------ Passage shown ------
Turgeon comes close, Kostner claims both downhills Canada’s Melanie Turgeon crashed in the first World Cup downhill of the season, at Lake Louise last week, but came back to place fourth in the second downhill and ninth in the super G.

Turgeon comes close, Kostner claims both downhills

Canada’s Melanie Turgeon crashed in the first World Cup downhill of the season, at Lake Louise last week, but came back to place fourth in the second downhill and ninth in the super G.

At the same time, Italy’s Isolde Kostner returned to Lake Louise to claim her third and fourth gold medals there. She has also been on the podium in her last eight appearance at Lake Louise.

It was an eventful three days, to say the least.

On day one, after skiing well in the training runs, Turgeon lost a ski after landing a new jump on the bottom of the Olympic Downhill course. She tumbled to a stop just 300 metres from the finish line and a likely finish on the podium.

She got up on her own power, cradling her bruised right shoulder, and retrieved her ski.

Kostner won the first downhill by a respectable margin, 33/100ths of a second, and was clocked at 102 kilometres an hour in one of the speed sections. Michaela Dorfmeister of Austria was second, followed by Corrine Rey Bellet of Switzerland.

With Turgeon out, 24 year old Anne-Marie Lefrancois was Canada’s top racer, finishing in 17 th place, but less than a second and a half out of first place. She was just 9/100ths out of qualifying for a berth in the 2002 Winter Olympics, and is now just one top 13 result away.

On the second day of downhill racing, Turgeon was determined to race despite the pain in her shoulder and her left knee.

"In F1 racing the guys crash their cars and walk away, then get back in another car and go the next day – that’s what we have to do," said the 25 year old from Quebec City. "This is my job and yesterday could have been worse. I had the luxury of being able to ski today, without holding back. It’s my own victory today.
------
- **Exercise objective**
Reproduce the full article on the Lake Louise World Cup downhill races above word for word. The data that comes after this text is separate material and bears no relation to it.
------ Supplied material ------
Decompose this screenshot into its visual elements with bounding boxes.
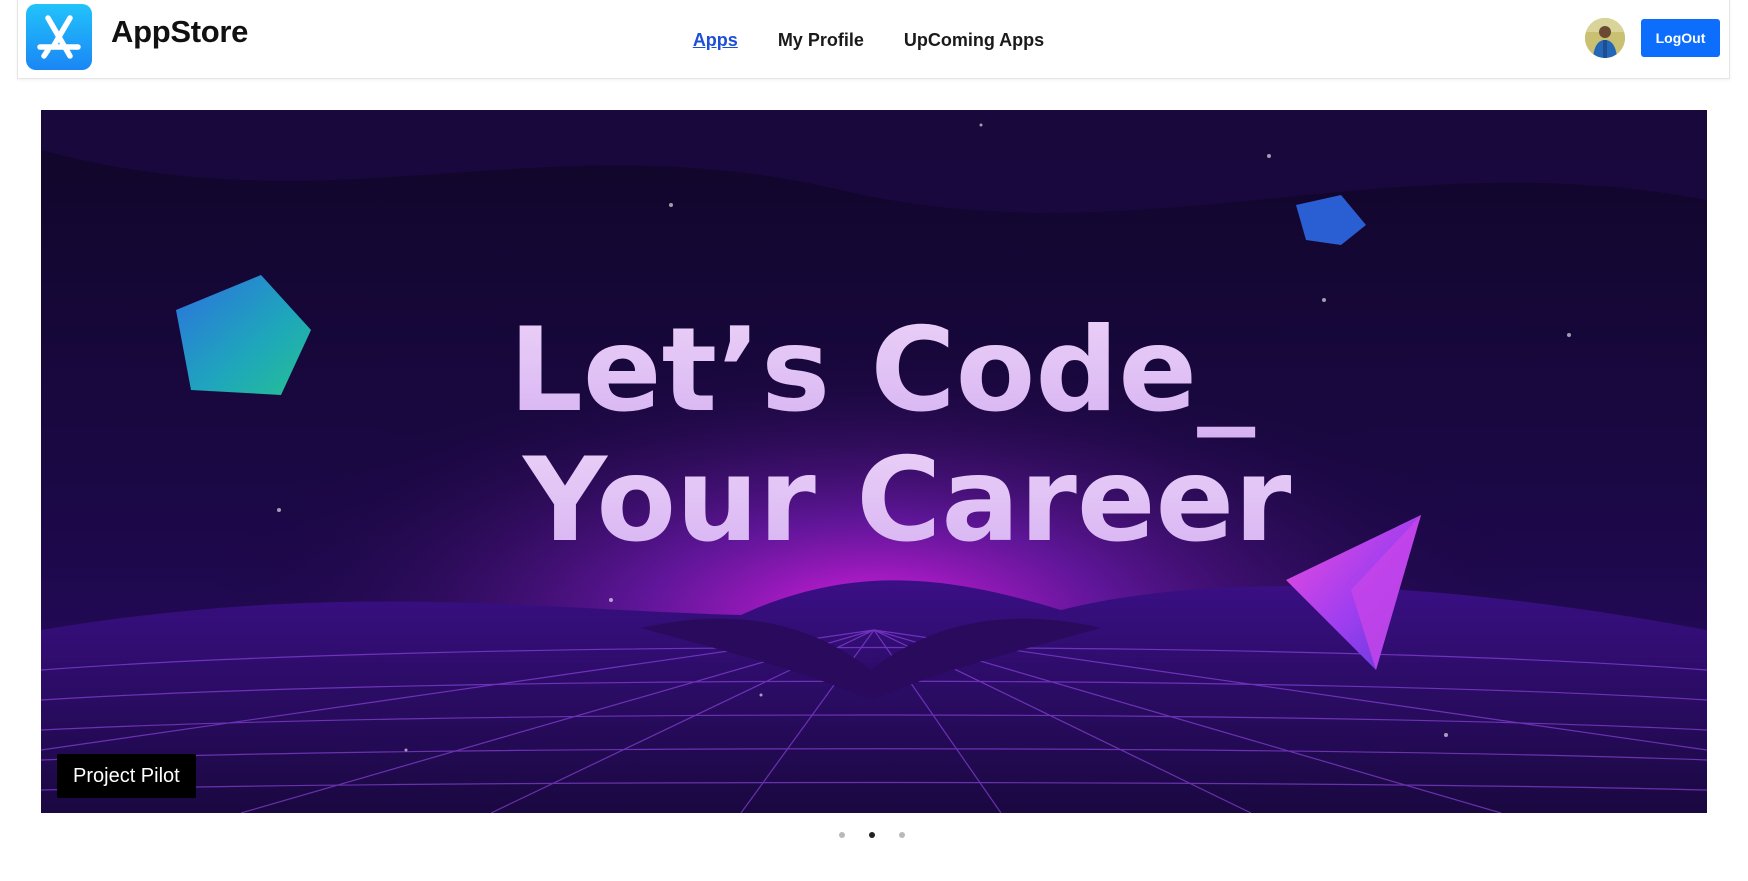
------
- **Reply**
Turgeon comes close, Kostner claims both downhills Canada’s Melanie Turgeon crashed in the first World Cup downhill of the season, at Lake Louise last week, but came back to place fourth in the second downhill and ninth in the super G.

Turgeon comes close, Kostner claims both downhills

Canada’s Melanie Turgeon crashed in the first World Cup downhill of the season, at Lake Louise last week, but came back to place fourth in the second downhill and ninth in the super G.

At the same time, Italy’s Isolde Kostner returned to Lake Louise to claim her third and fourth gold medals there. She has also been on the podium in her last eight appearance at Lake Louise.

It was an eventful three days, to say the least.

On day one, after skiing well in the training runs, Turgeon lost a ski after landing a new jump on the bottom of the Olympic Downhill course. She tumbled to a stop just 300 metres from the finish line and a likely finish on the podium.

She got up on her own power, cradling her bruised right shoulder, and retrieved her ski.

Kostner won the first downhill by a respectable margin, 33/100ths of a second, and was clocked at 102 kilometres an hour in one of the speed sections. Michaela Dorfmeister of Austria was second, followed by Corrine Rey Bellet of Switzerland.

With Turgeon out, 24 year old Anne-Marie Lefrancois was Canada’s top racer, finishing in 17 th place, but less than a second and a half out of first place. She was just 9/100ths out of qualifying for a berth in the 2002 Winter Olympics, and is now just one top 13 result away.

On the second day of downhill racing, Turgeon was determined to race despite the pain in her shoulder and her left knee.

"In F1 racing the guys crash their cars and walk away, then get back in another car and go the next day – that’s what we have to do," said the 25 year old from Quebec City. "This is my job and yesterday could have been worse. I had the luxury of being able to ski today, without holding back. It’s my own victory today.